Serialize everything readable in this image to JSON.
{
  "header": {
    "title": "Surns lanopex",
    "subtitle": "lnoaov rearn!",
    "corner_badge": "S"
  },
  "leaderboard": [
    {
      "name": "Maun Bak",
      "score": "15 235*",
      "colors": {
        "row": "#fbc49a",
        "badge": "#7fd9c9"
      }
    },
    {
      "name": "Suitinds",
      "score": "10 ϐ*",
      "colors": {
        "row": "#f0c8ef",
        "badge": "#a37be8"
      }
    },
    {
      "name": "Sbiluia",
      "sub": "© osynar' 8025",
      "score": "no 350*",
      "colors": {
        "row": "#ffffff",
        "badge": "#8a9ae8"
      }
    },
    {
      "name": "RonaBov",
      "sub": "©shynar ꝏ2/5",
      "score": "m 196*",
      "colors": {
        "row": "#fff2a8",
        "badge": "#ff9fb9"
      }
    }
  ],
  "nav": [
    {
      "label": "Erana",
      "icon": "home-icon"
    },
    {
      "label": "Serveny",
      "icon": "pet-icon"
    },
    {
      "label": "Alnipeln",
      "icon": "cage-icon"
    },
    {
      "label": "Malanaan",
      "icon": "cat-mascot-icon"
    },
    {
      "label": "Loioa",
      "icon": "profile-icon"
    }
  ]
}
================
» **What you are asked to do**: Copy the material above, line for line.

» **Exercise output**:
Serialize everything readable in this image to JSON.
{
  "header": {
    "title": "Surns lanopex",
    "subtitle": "lnoaov rearn!",
    "corner_badge": "S"
  },
  "leaderboard": [
    {
      "name": "Maun Bak",
      "score": "15 235*",
      "colors": {
        "row": "#fbc49a",
        "badge": "#7fd9c9"
      }
    },
    {
      "name": "Suitinds",
      "score": "10 ϐ*",
      "colors": {
        "row": "#f0c8ef",
        "badge": "#a37be8"
      }
    },
    {
      "name": "Sbiluia",
      "sub": "© osynar' 8025",
      "score": "no 350*",
      "colors": {
        "row": "#ffffff",
        "badge": "#8a9ae8"
      }
    },
    {
      "name": "RonaBov",
      "sub": "©shynar ꝏ2/5",
      "score": "m 196*",
      "colors": {
        "row": "#fff2a8",
        "badge": "#ff9fb9"
      }
    }
  ],
  "nav": [
    {
      "label": "Erana",
      "icon": "home-icon"
    },
    {
      "label": "Serveny",
      "icon": "pet-icon"
    },
    {
      "label": "Alnipeln",
      "icon": "cage-icon"
    },
    {
      "label": "Malanaan",
      "icon": "cat-mascot-icon"
    },
    {
      "label": "Loioa",
      "icon": "profile-icon"
    }
  ]
}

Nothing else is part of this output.